EXERCISE BRIEF | Will you give every entry again exactly as it stands?

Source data
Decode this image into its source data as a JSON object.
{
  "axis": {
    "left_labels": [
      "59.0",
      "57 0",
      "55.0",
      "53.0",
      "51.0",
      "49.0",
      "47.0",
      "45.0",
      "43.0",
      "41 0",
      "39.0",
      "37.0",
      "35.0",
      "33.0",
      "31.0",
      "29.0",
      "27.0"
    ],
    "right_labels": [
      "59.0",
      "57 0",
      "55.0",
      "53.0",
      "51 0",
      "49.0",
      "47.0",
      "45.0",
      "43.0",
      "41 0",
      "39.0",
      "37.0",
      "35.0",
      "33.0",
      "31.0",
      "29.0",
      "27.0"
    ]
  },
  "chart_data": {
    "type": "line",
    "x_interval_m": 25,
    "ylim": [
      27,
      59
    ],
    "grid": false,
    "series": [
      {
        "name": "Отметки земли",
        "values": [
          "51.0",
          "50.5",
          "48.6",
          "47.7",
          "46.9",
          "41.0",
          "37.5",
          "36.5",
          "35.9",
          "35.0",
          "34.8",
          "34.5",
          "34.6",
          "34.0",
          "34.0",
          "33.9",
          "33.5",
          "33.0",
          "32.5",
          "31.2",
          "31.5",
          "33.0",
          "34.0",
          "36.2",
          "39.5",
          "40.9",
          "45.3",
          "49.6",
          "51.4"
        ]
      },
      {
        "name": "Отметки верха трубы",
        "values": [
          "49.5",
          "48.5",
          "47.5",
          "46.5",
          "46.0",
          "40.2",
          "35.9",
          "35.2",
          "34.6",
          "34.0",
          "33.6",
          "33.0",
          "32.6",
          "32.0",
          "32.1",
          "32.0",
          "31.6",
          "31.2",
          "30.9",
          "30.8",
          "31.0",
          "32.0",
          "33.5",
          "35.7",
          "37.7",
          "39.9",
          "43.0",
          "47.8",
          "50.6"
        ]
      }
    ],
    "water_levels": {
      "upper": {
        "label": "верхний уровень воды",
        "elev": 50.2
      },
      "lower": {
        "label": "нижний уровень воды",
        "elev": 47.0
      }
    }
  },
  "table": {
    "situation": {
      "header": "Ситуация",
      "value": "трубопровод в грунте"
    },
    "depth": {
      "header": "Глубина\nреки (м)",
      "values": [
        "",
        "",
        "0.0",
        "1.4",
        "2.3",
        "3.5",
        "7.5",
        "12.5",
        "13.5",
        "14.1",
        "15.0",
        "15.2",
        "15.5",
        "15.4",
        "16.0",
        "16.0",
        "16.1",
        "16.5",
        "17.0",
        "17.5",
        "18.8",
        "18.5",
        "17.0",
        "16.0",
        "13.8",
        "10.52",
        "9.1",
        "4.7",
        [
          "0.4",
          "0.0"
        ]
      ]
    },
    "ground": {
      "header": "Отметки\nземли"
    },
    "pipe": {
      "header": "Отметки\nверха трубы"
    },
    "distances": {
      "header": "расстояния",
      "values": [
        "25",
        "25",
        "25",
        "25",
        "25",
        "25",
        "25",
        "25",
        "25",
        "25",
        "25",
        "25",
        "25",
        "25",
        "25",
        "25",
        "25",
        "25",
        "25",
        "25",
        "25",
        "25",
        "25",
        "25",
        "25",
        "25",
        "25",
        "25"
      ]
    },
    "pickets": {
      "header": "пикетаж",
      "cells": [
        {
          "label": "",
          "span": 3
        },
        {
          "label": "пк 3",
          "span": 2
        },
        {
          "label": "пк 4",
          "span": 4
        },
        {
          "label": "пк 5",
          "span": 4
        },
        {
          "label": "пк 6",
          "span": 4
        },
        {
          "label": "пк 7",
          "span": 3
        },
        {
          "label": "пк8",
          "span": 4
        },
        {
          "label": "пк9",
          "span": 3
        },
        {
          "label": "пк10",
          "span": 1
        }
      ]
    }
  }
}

RESPONSE TO THE EXERCISE |
Decode this image into its source data as a JSON object.
{
  "axis": {
    "left_labels": [
      "59.0",
      "57 0",
      "55.0",
      "53.0",
      "51.0",
      "49.0",
      "47.0",
      "45.0",
      "43.0",
      "41 0",
      "39.0",
      "37.0",
      "35.0",
      "33.0",
      "31.0",
      "29.0",
      "27.0"
    ],
    "right_labels": [
      "59.0",
      "57 0",
      "55.0",
      "53.0",
      "51 0",
      "49.0",
      "47.0",
      "45.0",
      "43.0",
      "41 0",
      "39.0",
      "37.0",
      "35.0",
      "33.0",
      "31.0",
      "29.0",
      "27.0"
    ]
  },
  "chart_data": {
    "type": "line",
    "x_interval_m": 25,
    "ylim": [
      27,
      59
    ],
    "grid": false,
    "series": [
      {
        "name": "Отметки земли",
        "values": [
          "51.0",
          "50.5",
          "48.6",
          "47.7",
          "46.9",
          "41.0",
          "37.5",
          "36.5",
          "35.9",
          "35.0",
          "34.8",
          "34.5",
          "34.6",
          "34.0",
          "34.0",
          "33.9",
          "33.5",
          "33.0",
          "32.5",
          "31.2",
          "31.5",
          "33.0",
          "34.0",
          "36.2",
          "39.5",
          "40.9",
          "45.3",
          "49.6",
          "51.4"
        ]
      },
      {
        "name": "Отметки верха трубы",
        "values": [
          "49.5",
          "48.5",
          "47.5",
          "46.5",
          "46.0",
          "40.2",
          "35.9",
          "35.2",
          "34.6",
          "34.0",
          "33.6",
          "33.0",
          "32.6",
          "32.0",
          "32.1",
          "32.0",
          "31.6",
          "31.2",
          "30.9",
          "30.8",
          "31.0",
          "32.0",
          "33.5",
          "35.7",
          "37.7",
          "39.9",
          "43.0",
          "47.8",
          "50.6"
        ]
      }
    ],
    "water_levels": {
      "upper": {
        "label": "верхний уровень воды",
        "elev": 50.2
      },
      "lower": {
        "label": "нижний уровень воды",
        "elev": 47.0
      }
    }
  },
  "table": {
    "situation": {
      "header": "Ситуация",
      "value": "трубопровод в грунте"
    },
    "depth": {
      "header": "Глубина\nреки (м)",
      "values": [
        "",
        "",
        "0.0",
        "1.4",
        "2.3",
        "3.5",
        "7.5",
        "12.5",
        "13.5",
        "14.1",
        "15.0",
        "15.2",
        "15.5",
        "15.4",
        "16.0",
        "16.0",
        "16.1",
        "16.5",
        "17.0",
        "17.5",
        "18.8",
        "18.5",
        "17.0",
        "16.0",
        "13.8",
        "10.52",
        "9.1",
        "4.7",
        [
          "0.4",
          "0.0"
        ]
      ]
    },
    "ground": {
      "header": "Отметки\nземли"
    },
    "pipe": {
      "header": "Отметки\nверха трубы"
    },
    "distances": {
      "header": "расстояния",
      "values": [
        "25",
        "25",
        "25",
        "25",
        "25",
        "25",
        "25",
        "25",
        "25",
        "25",
        "25",
        "25",
        "25",
        "25",
        "25",
        "25",
        "25",
        "25",
        "25",
        "25",
        "25",
        "25",
        "25",
        "25",
        "25",
        "25",
        "25",
        "25"
      ]
    },
    "pickets": {
      "header": "пикетаж",
      "cells": [
        {
          "label": "",
          "span": 3
        },
        {
          "label": "пк 3",
          "span": 2
        },
        {
          "label": "пк 4",
          "span": 4
        },
        {
          "label": "пк 5",
          "span": 4
        },
        {
          "label": "пк 6",
          "span": 4
        },
        {
          "label": "пк 7",
          "span": 3
        },
        {
          "label": "пк8",
          "span": 4
        },
        {
          "label": "пк9",
          "span": 3
        },
        {
          "label": "пк10",
          "span": 1
        }
      ]
    }
  }
}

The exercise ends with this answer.